Stored data
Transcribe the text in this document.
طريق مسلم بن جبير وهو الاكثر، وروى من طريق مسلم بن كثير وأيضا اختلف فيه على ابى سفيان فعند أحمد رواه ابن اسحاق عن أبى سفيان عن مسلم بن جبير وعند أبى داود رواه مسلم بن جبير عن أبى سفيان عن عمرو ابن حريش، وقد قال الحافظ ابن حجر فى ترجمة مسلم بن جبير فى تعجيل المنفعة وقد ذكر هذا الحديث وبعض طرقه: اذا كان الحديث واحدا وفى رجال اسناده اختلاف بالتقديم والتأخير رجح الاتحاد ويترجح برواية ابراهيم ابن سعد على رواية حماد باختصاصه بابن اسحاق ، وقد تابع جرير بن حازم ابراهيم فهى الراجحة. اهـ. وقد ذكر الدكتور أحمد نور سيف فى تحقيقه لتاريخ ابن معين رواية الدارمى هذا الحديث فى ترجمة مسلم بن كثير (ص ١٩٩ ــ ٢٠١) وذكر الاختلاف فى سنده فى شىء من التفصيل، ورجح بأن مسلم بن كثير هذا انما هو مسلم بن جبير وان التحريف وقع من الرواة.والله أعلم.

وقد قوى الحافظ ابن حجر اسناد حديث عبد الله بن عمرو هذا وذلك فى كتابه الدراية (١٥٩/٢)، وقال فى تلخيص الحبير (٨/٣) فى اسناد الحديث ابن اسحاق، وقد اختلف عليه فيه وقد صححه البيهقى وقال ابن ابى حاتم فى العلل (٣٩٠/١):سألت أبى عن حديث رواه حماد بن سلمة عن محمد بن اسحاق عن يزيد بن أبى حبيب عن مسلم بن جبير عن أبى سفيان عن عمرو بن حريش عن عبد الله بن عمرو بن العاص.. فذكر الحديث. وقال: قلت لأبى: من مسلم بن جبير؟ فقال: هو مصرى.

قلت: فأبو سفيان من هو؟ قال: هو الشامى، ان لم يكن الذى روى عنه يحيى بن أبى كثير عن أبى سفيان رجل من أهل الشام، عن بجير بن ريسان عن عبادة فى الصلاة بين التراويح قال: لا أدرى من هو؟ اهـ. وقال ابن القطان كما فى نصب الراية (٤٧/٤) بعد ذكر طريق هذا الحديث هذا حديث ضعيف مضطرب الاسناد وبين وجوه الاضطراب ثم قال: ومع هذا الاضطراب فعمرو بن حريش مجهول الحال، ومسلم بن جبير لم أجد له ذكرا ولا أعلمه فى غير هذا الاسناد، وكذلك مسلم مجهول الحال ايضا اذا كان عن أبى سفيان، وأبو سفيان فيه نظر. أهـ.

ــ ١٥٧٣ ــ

• **TASK TO COMPLETE**
Find the word "اسحاق" and list each line it appears in.

• **THE COMPLETED TASK**
طريق مسلم بن جبير وهو الاكثر، وروى من طريق مسلم بن كثير وأيضا اختلف فيه على ابى سفيان فعند أحمد رواه ابن اسحاق عن أبى سفيان عن مسلم بن جبير وعند أبى داود رواه مسلم بن جبير عن أبى سفيان عن عمرو ابن حريش، وقد قال الحافظ ابن حجر فى ترجمة مسلم بن جبير فى تعجيل المنفعة وقد ذكر هذا الحديث وبعض طرقه: اذا كان الحديث واحدا وفى رجال اسناده اختلاف بالتقديم والتأخير رجح الاتحاد ويترجح برواية ابراهيم ابن سعد على رواية حماد باختصاصه بابن اسحاق ، وقد تابع جرير بن حازم ابراهيم فهى الراجحة. اهـ. وقد ذكر الدكتور أحمد نور سيف فى تحقيقه لتاريخ ابن معين رواية الدارمى هذا الحديث فى ترجمة مسلم بن كثير (ص ١٩٩ ــ ٢٠١) وذكر الاختلاف فى سنده فى شىء من التفصيل، ورجح بأن مسلم بن كثير هذا انما هو مسلم بن جبير وان التحريف وقع من الرواة.والله أعلم.
وقد قوى الحافظ ابن حجر اسناد حديث عبد الله بن عمرو هذا وذلك فى كتابه الدراية (١٥٩/٢)، وقال فى تلخيص الحبير (٨/٣) فى اسناد الحديث ابن اسحاق، وقد اختلف عليه فيه وقد صححه البيهقى وقال ابن ابى حاتم فى العلل (٣٩٠/١):سألت أبى عن حديث رواه حماد بن سلمة عن محمد بن اسحاق عن يزيد بن أبى حبيب عن مسلم بن جبير عن أبى سفيان عن عمرو بن حريش عن عبد الله بن عمرو بن العاص.. فذكر الحديث. وقال: قلت لأبى: من مسلم بن جبير؟ فقال: هو مصرى.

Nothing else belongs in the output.